(Collected data entries)
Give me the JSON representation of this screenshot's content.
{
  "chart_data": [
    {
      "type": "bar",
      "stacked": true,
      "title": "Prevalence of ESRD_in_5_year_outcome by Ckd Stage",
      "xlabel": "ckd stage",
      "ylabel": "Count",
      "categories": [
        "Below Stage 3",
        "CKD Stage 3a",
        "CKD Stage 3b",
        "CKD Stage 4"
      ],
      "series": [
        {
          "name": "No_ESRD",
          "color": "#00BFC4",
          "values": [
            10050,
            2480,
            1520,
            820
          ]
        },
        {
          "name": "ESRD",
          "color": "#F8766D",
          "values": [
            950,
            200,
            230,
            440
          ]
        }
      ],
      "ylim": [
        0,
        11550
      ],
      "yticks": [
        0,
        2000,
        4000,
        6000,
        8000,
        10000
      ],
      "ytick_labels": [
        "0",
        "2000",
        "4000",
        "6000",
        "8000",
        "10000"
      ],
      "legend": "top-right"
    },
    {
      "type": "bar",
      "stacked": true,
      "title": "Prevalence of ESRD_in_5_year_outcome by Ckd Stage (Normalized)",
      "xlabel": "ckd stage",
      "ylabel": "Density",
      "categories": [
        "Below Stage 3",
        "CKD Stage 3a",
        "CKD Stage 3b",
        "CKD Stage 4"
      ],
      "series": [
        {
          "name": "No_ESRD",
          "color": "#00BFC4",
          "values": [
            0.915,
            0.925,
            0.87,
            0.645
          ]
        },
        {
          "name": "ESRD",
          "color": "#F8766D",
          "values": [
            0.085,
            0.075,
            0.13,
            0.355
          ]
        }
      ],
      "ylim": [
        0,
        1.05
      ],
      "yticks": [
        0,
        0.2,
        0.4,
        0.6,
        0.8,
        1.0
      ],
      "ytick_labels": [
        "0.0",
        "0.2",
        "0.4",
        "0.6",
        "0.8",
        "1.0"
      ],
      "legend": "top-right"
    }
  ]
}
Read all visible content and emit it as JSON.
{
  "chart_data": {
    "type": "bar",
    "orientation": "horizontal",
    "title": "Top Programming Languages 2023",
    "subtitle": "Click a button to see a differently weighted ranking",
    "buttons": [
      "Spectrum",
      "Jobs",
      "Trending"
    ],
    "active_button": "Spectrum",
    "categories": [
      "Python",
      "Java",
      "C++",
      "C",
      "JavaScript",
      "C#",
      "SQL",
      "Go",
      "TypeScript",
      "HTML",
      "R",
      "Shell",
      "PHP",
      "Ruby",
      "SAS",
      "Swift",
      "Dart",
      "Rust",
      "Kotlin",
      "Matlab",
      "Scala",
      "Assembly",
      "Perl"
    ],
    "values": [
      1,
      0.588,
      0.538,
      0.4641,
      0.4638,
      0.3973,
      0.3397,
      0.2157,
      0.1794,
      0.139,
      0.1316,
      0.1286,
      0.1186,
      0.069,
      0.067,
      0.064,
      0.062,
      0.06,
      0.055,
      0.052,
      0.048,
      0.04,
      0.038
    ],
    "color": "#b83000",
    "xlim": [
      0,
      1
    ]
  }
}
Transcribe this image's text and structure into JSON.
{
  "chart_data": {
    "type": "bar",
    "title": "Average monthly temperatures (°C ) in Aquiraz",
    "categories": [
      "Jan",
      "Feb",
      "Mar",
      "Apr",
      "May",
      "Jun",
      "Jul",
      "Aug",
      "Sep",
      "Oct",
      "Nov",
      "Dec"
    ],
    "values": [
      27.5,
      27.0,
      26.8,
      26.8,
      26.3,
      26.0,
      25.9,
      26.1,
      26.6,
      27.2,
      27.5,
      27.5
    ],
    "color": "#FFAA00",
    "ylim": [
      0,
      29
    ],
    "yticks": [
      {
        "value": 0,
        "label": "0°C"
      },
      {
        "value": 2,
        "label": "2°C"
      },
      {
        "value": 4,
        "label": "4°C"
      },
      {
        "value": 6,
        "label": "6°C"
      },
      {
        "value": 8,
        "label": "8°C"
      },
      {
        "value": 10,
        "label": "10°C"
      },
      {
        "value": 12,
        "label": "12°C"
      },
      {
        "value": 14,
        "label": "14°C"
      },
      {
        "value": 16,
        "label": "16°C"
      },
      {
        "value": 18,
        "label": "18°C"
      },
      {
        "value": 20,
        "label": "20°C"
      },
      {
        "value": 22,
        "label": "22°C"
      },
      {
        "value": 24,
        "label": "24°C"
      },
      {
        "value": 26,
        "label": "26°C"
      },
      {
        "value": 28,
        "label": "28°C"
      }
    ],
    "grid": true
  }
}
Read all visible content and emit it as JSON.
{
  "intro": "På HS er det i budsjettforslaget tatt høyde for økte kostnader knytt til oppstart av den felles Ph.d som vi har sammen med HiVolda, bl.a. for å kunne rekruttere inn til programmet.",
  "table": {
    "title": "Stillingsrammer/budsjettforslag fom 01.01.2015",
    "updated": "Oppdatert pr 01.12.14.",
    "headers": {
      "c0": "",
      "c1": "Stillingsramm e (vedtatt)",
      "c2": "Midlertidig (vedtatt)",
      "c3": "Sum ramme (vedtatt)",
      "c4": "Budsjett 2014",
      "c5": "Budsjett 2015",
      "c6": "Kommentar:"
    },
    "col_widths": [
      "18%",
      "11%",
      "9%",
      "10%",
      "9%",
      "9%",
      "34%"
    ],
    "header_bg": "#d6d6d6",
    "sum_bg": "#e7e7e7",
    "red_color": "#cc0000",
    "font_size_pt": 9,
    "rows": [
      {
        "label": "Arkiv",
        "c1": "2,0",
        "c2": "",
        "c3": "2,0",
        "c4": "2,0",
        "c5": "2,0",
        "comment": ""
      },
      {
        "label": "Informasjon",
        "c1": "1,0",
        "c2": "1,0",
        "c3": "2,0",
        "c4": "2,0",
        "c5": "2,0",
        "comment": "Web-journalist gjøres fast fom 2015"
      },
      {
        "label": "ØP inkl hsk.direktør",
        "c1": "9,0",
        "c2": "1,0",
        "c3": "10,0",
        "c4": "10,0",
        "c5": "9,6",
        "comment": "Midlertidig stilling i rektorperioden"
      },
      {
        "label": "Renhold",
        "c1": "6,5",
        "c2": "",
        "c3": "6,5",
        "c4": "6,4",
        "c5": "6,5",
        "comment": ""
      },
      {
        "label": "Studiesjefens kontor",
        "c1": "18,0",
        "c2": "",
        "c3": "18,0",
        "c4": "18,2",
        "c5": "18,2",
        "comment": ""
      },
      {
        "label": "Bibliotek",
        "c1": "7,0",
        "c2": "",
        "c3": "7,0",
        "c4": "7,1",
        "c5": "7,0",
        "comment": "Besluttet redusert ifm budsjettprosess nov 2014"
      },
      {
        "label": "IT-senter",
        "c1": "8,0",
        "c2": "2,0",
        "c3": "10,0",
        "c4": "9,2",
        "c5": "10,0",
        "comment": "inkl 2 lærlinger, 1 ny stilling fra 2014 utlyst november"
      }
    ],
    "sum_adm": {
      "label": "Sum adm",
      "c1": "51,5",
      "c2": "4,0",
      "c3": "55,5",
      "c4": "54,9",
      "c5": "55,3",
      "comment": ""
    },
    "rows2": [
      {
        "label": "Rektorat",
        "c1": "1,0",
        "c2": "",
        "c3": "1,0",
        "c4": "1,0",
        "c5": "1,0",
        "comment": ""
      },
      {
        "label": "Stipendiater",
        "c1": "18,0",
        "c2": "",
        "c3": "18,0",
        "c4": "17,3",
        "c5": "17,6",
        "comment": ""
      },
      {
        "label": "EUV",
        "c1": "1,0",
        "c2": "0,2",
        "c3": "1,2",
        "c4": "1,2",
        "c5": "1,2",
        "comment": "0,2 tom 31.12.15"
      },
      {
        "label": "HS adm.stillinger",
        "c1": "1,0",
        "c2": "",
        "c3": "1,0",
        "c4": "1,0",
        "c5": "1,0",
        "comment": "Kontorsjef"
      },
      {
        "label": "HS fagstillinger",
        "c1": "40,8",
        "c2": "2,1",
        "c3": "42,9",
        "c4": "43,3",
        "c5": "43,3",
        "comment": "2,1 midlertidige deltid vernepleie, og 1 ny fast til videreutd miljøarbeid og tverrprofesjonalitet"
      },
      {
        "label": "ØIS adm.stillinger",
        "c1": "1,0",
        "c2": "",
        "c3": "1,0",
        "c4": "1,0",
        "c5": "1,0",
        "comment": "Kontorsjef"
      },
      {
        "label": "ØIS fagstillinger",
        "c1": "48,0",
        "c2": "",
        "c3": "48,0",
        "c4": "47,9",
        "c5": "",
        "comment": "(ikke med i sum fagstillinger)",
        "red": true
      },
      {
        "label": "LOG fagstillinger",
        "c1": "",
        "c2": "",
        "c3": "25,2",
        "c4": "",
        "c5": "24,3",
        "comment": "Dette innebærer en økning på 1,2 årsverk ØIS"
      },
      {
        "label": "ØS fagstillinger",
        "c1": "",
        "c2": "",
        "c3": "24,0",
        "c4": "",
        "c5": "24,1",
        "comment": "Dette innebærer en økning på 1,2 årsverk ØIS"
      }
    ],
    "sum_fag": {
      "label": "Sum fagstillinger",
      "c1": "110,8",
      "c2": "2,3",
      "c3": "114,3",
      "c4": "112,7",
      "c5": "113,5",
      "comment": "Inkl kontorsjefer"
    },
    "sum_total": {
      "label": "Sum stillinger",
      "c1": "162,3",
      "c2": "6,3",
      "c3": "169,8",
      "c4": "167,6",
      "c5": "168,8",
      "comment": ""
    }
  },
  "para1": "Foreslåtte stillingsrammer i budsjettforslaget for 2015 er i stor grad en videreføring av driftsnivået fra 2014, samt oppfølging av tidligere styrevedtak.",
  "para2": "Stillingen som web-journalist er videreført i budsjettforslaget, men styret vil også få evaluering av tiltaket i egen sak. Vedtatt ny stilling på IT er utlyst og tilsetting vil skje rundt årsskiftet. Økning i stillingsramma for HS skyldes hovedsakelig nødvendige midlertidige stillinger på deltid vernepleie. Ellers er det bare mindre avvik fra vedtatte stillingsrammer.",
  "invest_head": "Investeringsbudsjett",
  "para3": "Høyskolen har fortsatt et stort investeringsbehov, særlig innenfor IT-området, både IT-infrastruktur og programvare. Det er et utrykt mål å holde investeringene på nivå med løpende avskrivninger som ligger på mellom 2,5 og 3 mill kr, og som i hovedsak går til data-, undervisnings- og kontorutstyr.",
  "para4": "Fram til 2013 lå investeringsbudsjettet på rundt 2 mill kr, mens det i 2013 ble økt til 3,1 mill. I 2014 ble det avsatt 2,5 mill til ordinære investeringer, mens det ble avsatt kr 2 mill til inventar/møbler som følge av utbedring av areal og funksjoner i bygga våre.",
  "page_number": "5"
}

GIVEN PROBLEM:
Find all lines where the word "midlertidige" appears. Copy them.

WRITTEN ANSWER:
        "comment": "2,1 midlertidige deltid vernepleie, og 1 ny fast til videreutd miljøarbeid og tverrprofesjonalitet"
  "para2": "Stillingen som web-journalist er videreført i budsjettforslaget, men styret vil også få evaluering av tiltaket i egen sak. Vedtatt ny stilling på IT er utlyst og tilsetting vil skje rundt årsskiftet. Økning i stillingsramma for HS skyldes hovedsakelig nødvendige midlertidige stillinger på deltid vernepleie. Ellers er det bare mindre avvik fra vedtatte stillingsrammer.",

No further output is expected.